WHAT IS NEEDED -> Carry on the forum post below that quotes Cicero and Arthur Schlesinger Jr. on knowing history, picking up after its last sentence.

*** Opening TEXT UNDER STUDY ***

The EntitleMen: techno-libertarian right wing sockpuppets of silicon valley - epsylon
http://graydon2.dreamwidth.org/193575.html
======
hackuser
This brings to mind a quote I posted in another discussion:

 _Cicero made the point fifty years before the birth of Christ: “Not to know
what happened before one was born is always to be a child.” The American
historian, Arthur Schlesinger Jr., made the same point in the essay that
served as his epitaph when it was published in the New York Times on January
1, 2007, two months before he died. Under the heading, “Folly’s Antidote,” he
prescribed strong doses of history as a cure for “the delusions of omnipotence
and omniscience,” akin to those that persuaded the Bush Administration to
stage a rerun in Iraq of America’s misadventure in Vietnam. The failure to
connect the then with the now Schlesinger diagnosed as an illness which, if
left untreated, he thought likely to lead to the death of the American idea.

*** Closing TEXT UNDER STUDY ***
*** Opening MATERIAL SHOWN ***

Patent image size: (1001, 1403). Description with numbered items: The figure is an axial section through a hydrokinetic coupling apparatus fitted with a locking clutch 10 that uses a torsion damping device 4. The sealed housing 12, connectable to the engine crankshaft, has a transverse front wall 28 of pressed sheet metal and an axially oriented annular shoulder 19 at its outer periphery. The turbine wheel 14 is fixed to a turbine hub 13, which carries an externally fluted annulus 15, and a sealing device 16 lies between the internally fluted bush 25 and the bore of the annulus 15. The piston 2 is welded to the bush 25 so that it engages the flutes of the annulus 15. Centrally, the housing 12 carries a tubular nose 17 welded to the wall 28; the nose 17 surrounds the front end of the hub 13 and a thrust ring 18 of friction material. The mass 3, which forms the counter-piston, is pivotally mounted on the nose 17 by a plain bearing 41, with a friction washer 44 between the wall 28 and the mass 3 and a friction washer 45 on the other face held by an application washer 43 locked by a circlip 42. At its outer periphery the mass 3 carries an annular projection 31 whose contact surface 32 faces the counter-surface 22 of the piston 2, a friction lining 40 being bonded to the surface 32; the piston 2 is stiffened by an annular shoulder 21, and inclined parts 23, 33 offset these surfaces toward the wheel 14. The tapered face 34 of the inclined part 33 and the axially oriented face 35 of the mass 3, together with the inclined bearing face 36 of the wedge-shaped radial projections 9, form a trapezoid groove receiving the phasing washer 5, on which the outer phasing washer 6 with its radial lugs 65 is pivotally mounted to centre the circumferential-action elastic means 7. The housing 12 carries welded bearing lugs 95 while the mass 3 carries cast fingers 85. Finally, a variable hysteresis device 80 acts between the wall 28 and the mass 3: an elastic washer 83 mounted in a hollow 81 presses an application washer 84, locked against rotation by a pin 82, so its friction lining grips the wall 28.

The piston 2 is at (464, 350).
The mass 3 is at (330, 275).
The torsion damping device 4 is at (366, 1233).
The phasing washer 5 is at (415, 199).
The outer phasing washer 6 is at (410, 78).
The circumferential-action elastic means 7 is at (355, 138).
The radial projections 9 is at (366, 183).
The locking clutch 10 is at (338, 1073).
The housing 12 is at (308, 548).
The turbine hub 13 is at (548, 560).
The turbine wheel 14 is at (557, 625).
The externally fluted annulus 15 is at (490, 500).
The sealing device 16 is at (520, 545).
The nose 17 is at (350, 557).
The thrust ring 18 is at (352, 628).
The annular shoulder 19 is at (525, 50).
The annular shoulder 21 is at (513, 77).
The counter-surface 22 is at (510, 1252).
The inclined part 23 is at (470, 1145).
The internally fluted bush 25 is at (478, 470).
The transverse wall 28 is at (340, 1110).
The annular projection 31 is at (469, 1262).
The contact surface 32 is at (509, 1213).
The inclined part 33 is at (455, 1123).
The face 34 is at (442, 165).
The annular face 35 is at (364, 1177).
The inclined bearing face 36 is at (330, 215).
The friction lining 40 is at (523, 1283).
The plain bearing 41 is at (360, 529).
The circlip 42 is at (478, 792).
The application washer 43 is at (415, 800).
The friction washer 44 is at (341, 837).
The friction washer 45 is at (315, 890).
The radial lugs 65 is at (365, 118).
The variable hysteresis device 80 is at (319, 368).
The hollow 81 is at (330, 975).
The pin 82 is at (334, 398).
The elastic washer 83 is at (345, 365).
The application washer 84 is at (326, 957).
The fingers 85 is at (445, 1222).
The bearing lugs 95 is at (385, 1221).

*** Closing MATERIAL SHOWN ***

RESPONSE AREA ->
Children unfamiliar with the world in time make easy marks for the dealers in
fascist politics and quack religion._

From: [http://www.laphamsquarterly.org/states-war/gulf-
time](http://www.laphamsquarterly.org/states-war/gulf-time)

I fear that because many in tech disdain the value of the liberal arts and the
humanitites, there could be a fertile, critical mass of ignorance. Even worse,
because many in tech are there for there intellectual abilities, we get the
deadly mixing of ignorance and arrogance.